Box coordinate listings

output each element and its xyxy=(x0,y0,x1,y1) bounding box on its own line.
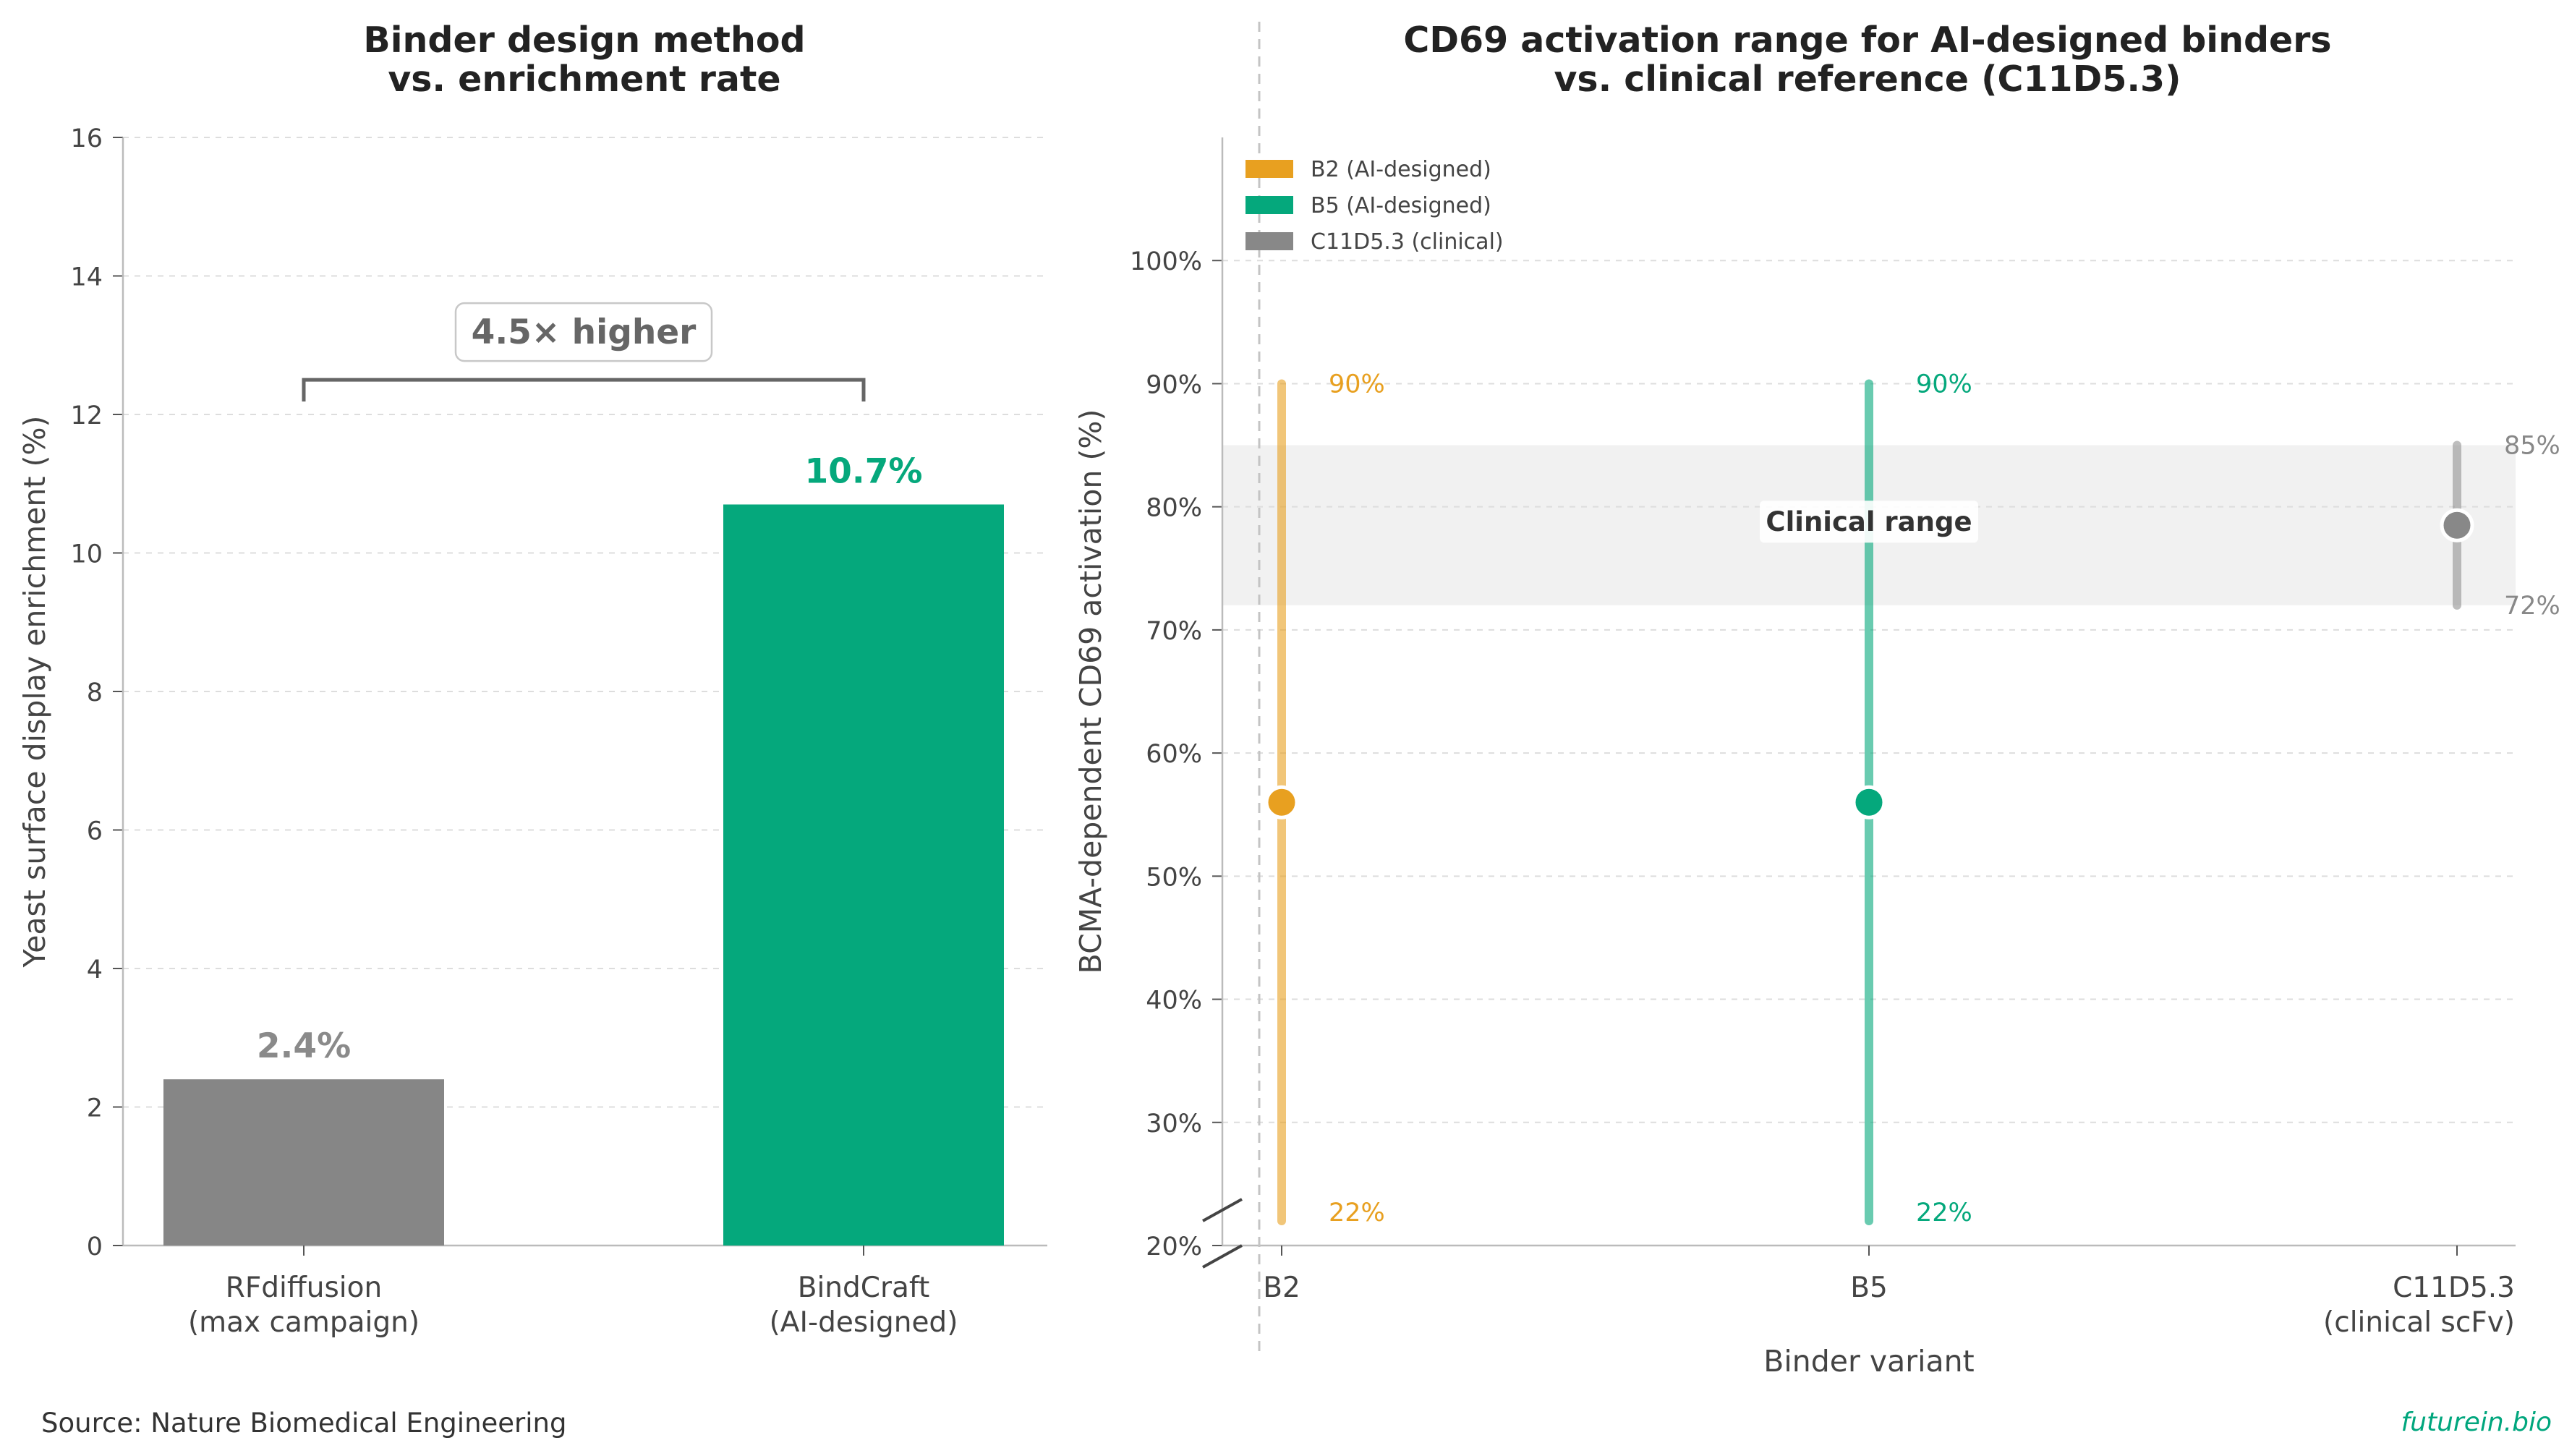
bar-value-label: 2.4% xyxy=(257,1026,351,1066)
annotation-text: 4.5× higher xyxy=(472,312,697,352)
chart-title: CD69 activation range for AI-designed bi… xyxy=(1403,20,2331,61)
legend-label: C11D5.3 (clinical) xyxy=(1311,229,1504,255)
legend-swatch xyxy=(1245,196,1293,214)
x-tick-label: (AI-designed) xyxy=(770,1306,958,1339)
y-tick-label: 16 xyxy=(70,124,103,153)
y-tick-label: 90% xyxy=(1146,370,1202,399)
source-note: Source: Nature Biomedical Engineering xyxy=(41,1408,567,1439)
annotation-box xyxy=(454,302,713,362)
y-tick-label: 0 xyxy=(87,1233,103,1261)
y-tick-label: 8 xyxy=(87,678,103,707)
chart-title: vs. enrichment rate xyxy=(388,59,780,100)
point-marker xyxy=(2440,508,2474,542)
legend-swatch xyxy=(1245,232,1293,250)
y-tick-label: 20% xyxy=(1146,1233,1202,1261)
comparison-bracket xyxy=(302,378,866,402)
brand-link[interactable]: futurein.bio xyxy=(2401,1408,2552,1437)
x-tick-label: RFdiffusion xyxy=(226,1272,382,1304)
y-tick-label: 6 xyxy=(87,817,103,846)
x-tick-label: BindCraft xyxy=(798,1272,930,1304)
y-tick-label: 80% xyxy=(1146,494,1202,523)
axis-break-mark xyxy=(1202,1244,1243,1269)
axis-break-mark xyxy=(1202,1198,1243,1222)
range-low-label: 22% xyxy=(1916,1199,1972,1227)
legend-label: B2 (AI-designed) xyxy=(1311,157,1491,182)
y-tick-label: 40% xyxy=(1146,987,1202,1016)
y-tick-label: 12 xyxy=(70,401,103,430)
y-tick-label: 4 xyxy=(87,955,103,984)
x-tick-label: B2 xyxy=(1263,1272,1300,1304)
legend-label: B5 (AI-designed) xyxy=(1311,193,1491,218)
x-tick-label: C11D5.3 xyxy=(2393,1272,2515,1304)
y-tick-label: 14 xyxy=(70,263,103,292)
range-high-label: 90% xyxy=(1329,370,1385,399)
y-axis-label: Yeast surface display enrichment (%) xyxy=(17,416,52,968)
y-tick-label: 30% xyxy=(1146,1110,1202,1138)
point-marker xyxy=(1852,785,1886,819)
bar xyxy=(723,504,1004,1246)
x-axis-label: Binder variant xyxy=(1763,1344,1974,1379)
legend-swatch xyxy=(1245,160,1293,178)
point-marker xyxy=(1264,785,1299,819)
y-axis-label: BCMA-dependent CD69 activation (%) xyxy=(1073,409,1108,974)
y-tick-label: 60% xyxy=(1146,740,1202,769)
chart-title: vs. clinical reference (C11D5.3) xyxy=(1554,59,2181,100)
y-tick-label: 10 xyxy=(70,540,103,569)
range-high-label: 90% xyxy=(1916,370,1972,399)
y-tick-label: 70% xyxy=(1146,617,1202,646)
band-label: Clinical range xyxy=(1766,506,1972,537)
x-tick-label: B5 xyxy=(1850,1272,1888,1304)
y-tick-label: 50% xyxy=(1146,863,1202,892)
range-high-label: 85% xyxy=(2504,432,2560,461)
band-label-box xyxy=(1760,501,1978,543)
bar-value-label: 10.7% xyxy=(804,451,922,491)
bar xyxy=(163,1079,444,1246)
y-tick-label: 100% xyxy=(1130,247,1202,276)
chart-title: Binder design method xyxy=(363,20,805,61)
range-low-label: 22% xyxy=(1329,1199,1385,1227)
x-tick-label: (clinical scFv) xyxy=(2323,1306,2515,1339)
x-tick-label: (max campaign) xyxy=(188,1306,420,1339)
y-tick-label: 2 xyxy=(87,1094,103,1123)
range-low-label: 72% xyxy=(2504,592,2560,621)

What the task requires
Rewrite every one of the records above as a JSON list of strings, with one string for each line. Omit blank lines and leave the pictures out of the answer.

Solution for this exercise
[
  "output each element and its xyxy=(x0,y0,x1,y1) bounding box on its own line.",
  "bar-value-label: 2.4% xyxy=(257,1026,351,1066)",
  "annotation-text: 4.5× higher xyxy=(472,312,697,352)",
  "chart-title: CD69 activation range for AI-designed bi… xyxy=(1403,20,2331,61)",
  "legend-label: C11D5.3 (clinical) xyxy=(1311,229,1504,255)",
  "legend-swatch xyxy=(1245,196,1293,214)",
  "x-tick-label: (AI-designed) xyxy=(770,1306,958,1339)",
  "y-tick-label: 16 xyxy=(70,124,103,153)",
  "y-tick-label: 90% xyxy=(1146,370,1202,399)",
  "source-note: Source: Nature Biomedical Engineering xyxy=(41,1408,567,1439)",
  "annotation-box xyxy=(454,302,713,362)",
  "y-tick-label: 0 xyxy=(87,1233,103,1261)",
  "y-tick-label: 8 xyxy=(87,678,103,707)",
  "chart-title: vs. enrichment rate xyxy=(388,59,780,100)",
  "point-marker xyxy=(2440,508,2474,542)",
  "legend-swatch xyxy=(1245,232,1293,250)",
  "y-tick-label: 20% xyxy=(1146,1233,1202,1261)",
  "comparison-bracket xyxy=(302,378,866,402)",
  "brand-link[interactable]: futurein.bio xyxy=(2401,1408,2552,1437)",
  "x-tick-label: RFdiffusion xyxy=(226,1272,382,1304)",
  "y-tick-label: 6 xyxy=(87,817,103,846)",
  "x-tick-label: BindCraft xyxy=(798,1272,930,1304)",
  "y-tick-label: 80% xyxy=(1146,494,1202,523)",
  "axis-break-mark xyxy=(1202,1244,1243,1269)",
  "axis-break-mark xyxy=(1202,1198,1243,1222)",
  "range-low-label: 22% xyxy=(1916,1199,1972,1227)",
  "legend-label: B2 (AI-designed) xyxy=(1311,157,1491,182)",
  "y-tick-label: 40% xyxy=(1146,987,1202,1016)",
  "y-tick-label: 12 xyxy=(70,401,103,430)",
  "y-tick-label: 4 xyxy=(87,955,103,984)",
  "x-tick-label: B2 xyxy=(1263,1272,1300,1304)",
  "legend-label: B5 (AI-designed) xyxy=(1311,193,1491,218)",
  "x-tick-label: C11D5.3 xyxy=(2393,1272,2515,1304)",
  "y-tick-label: 14 xyxy=(70,263,103,292)",
  "range-high-label: 90% xyxy=(1329,370,1385,399)",
  "y-axis-label: Yeast surface display enrichment (%) xyxy=(17,416,52,968)",
  "y-tick-label: 30% xyxy=(1146,1110,1202,1138)",
  "point-marker xyxy=(1852,785,1886,819)",
  "bar xyxy=(723,504,1004,1246)",
  "x-axis-label: Binder variant xyxy=(1763,1344,1974,1379)",
  "legend-swatch xyxy=(1245,160,1293,178)",
  "point-marker xyxy=(1264,785,1299,819)",
  "y-axis-label: BCMA-dependent CD69 activation (%) xyxy=(1073,409,1108,974)",
  "y-tick-label: 60% xyxy=(1146,740,1202,769)",
  "chart-title: vs. clinical reference (C11D5.3) xyxy=(1554,59,2181,100)",
  "y-tick-label: 10 xyxy=(70,540,103,569)",
  "range-high-label: 90% xyxy=(1916,370,1972,399)",
  "y-tick-label: 70% xyxy=(1146,617,1202,646)",
  "band-label: Clinical range xyxy=(1766,506,1972,537)",
  "x-tick-label: B5 xyxy=(1850,1272,1888,1304)",
  "y-tick-label: 50% xyxy=(1146,863,1202,892)",
  "range-high-label: 85% xyxy=(2504,432,2560,461)",
  "band-label-box xyxy=(1760,501,1978,543)",
  "bar-value-label: 10.7% xyxy=(804,451,922,491)",
  "bar xyxy=(163,1079,444,1246)",
  "y-tick-label: 100% xyxy=(1130,247,1202,276)",
  "chart-title: Binder design method xyxy=(363,20,805,61)",
  "range-low-label: 22% xyxy=(1329,1199,1385,1227)",
  "x-tick-label: (clinical scFv) xyxy=(2323,1306,2515,1339)",
  "x-tick-label: (max campaign) xyxy=(188,1306,420,1339)",
  "y-tick-label: 2 xyxy=(87,1094,103,1123)",
  "range-low-label: 72% xyxy=(2504,592,2560,621)"
]